In the listing below, locate the lines that hold "subtitle" and copy them.

----

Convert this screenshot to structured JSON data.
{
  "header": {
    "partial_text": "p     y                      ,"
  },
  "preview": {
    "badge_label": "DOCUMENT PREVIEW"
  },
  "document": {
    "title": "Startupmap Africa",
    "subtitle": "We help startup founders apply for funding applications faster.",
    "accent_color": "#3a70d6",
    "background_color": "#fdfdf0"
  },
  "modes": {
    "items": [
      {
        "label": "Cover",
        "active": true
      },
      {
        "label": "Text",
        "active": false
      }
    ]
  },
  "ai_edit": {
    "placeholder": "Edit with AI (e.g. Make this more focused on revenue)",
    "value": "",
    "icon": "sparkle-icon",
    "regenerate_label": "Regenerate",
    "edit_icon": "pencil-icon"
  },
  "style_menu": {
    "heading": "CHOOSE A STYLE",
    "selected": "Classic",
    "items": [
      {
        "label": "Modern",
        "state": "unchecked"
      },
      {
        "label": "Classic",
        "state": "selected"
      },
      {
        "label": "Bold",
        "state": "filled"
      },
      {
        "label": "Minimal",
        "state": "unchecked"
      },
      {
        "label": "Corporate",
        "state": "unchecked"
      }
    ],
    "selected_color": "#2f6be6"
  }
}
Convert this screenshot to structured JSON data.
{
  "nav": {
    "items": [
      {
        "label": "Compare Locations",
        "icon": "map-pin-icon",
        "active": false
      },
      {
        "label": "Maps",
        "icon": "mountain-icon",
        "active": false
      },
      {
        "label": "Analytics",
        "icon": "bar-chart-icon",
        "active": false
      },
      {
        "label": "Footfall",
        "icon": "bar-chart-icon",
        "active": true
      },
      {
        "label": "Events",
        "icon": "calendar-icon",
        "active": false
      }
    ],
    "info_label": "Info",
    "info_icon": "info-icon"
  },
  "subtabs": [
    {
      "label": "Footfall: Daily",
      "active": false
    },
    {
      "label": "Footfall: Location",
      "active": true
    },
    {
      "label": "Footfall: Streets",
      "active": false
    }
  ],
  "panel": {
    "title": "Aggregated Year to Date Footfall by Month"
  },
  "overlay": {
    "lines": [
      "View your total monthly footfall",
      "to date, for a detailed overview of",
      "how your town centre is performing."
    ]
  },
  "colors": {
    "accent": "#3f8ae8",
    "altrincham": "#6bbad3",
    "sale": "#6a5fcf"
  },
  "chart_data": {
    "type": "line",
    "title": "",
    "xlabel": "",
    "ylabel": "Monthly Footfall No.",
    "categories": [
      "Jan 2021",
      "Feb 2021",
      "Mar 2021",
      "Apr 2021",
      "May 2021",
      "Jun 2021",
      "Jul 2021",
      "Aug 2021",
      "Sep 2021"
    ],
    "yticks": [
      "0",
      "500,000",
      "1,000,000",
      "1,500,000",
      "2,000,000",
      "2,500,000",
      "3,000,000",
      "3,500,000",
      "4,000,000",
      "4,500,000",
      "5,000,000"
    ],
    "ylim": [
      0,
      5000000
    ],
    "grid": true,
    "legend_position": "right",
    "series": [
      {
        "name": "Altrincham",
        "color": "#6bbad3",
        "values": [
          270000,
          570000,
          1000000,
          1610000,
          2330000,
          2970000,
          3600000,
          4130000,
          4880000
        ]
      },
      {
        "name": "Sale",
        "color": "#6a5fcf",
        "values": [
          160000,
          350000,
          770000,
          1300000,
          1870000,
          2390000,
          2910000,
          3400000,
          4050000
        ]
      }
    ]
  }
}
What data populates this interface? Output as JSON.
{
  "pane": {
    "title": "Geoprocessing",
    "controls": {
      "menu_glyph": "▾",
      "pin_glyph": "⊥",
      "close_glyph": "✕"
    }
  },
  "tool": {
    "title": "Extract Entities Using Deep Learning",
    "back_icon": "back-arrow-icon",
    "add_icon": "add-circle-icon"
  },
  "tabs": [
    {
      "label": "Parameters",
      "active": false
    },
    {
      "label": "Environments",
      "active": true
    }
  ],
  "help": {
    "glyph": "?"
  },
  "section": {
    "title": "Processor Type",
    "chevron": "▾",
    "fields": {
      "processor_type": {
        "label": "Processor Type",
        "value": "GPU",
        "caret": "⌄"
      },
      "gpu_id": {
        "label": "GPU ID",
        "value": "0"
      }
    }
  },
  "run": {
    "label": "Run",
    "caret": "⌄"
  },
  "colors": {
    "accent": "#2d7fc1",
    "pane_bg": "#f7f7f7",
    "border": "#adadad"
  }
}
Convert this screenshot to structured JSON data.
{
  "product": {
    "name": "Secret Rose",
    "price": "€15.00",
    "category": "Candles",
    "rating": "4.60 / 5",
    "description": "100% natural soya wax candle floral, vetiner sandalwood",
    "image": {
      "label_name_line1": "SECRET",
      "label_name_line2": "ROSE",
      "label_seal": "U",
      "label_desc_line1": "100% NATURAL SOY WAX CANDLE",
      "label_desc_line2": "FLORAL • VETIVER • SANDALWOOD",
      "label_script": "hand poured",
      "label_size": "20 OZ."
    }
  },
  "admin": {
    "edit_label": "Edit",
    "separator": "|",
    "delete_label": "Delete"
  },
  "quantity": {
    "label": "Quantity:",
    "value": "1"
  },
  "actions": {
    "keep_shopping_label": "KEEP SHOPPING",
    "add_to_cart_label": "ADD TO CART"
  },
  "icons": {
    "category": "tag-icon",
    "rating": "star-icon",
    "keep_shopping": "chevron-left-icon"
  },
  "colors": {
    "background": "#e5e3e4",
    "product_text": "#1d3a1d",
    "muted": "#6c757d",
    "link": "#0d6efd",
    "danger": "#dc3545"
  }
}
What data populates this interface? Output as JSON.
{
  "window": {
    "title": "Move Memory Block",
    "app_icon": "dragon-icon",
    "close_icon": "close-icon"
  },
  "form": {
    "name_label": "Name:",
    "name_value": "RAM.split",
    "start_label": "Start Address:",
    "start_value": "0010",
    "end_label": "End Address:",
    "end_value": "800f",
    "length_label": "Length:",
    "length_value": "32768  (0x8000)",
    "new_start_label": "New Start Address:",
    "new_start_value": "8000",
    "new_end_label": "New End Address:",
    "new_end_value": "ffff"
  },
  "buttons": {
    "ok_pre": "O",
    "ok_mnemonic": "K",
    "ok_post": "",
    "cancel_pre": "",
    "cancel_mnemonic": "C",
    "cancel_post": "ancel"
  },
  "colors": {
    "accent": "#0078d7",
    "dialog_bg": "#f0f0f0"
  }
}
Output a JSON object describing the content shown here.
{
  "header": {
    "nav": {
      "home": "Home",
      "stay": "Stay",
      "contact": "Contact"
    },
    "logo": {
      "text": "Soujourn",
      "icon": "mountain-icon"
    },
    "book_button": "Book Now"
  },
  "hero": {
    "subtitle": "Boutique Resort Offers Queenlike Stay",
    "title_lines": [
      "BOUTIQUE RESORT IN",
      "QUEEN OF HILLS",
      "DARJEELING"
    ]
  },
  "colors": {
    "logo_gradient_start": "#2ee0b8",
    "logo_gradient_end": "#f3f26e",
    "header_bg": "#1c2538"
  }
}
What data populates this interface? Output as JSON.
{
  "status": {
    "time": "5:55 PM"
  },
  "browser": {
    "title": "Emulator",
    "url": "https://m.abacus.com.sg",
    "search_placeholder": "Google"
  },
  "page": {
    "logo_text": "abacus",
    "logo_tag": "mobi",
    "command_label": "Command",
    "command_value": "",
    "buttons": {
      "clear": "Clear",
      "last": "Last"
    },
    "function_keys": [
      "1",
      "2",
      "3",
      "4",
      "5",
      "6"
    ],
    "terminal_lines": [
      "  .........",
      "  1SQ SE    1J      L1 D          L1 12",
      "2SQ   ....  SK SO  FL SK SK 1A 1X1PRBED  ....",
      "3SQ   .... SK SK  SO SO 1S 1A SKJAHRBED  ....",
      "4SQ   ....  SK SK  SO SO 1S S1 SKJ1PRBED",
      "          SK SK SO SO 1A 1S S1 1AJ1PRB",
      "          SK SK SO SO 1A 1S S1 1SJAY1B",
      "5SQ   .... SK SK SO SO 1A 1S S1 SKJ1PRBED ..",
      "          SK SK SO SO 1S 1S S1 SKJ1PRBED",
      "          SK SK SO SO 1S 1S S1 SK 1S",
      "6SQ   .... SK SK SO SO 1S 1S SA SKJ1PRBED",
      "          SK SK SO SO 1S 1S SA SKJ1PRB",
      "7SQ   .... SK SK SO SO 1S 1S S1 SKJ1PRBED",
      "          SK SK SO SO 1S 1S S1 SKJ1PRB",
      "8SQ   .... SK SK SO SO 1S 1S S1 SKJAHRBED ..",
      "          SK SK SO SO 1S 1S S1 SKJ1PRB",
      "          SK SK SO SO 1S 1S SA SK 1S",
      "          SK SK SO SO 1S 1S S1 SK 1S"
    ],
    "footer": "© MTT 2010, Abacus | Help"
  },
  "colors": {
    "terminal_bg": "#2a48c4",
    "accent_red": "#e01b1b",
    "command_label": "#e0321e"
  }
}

----

(ANSWER TO THE TASK)
    "subtitle": "We help startup founders apply for funding applications faster.",
    "subtitle": "Boutique Resort Offers Queenlike Stay",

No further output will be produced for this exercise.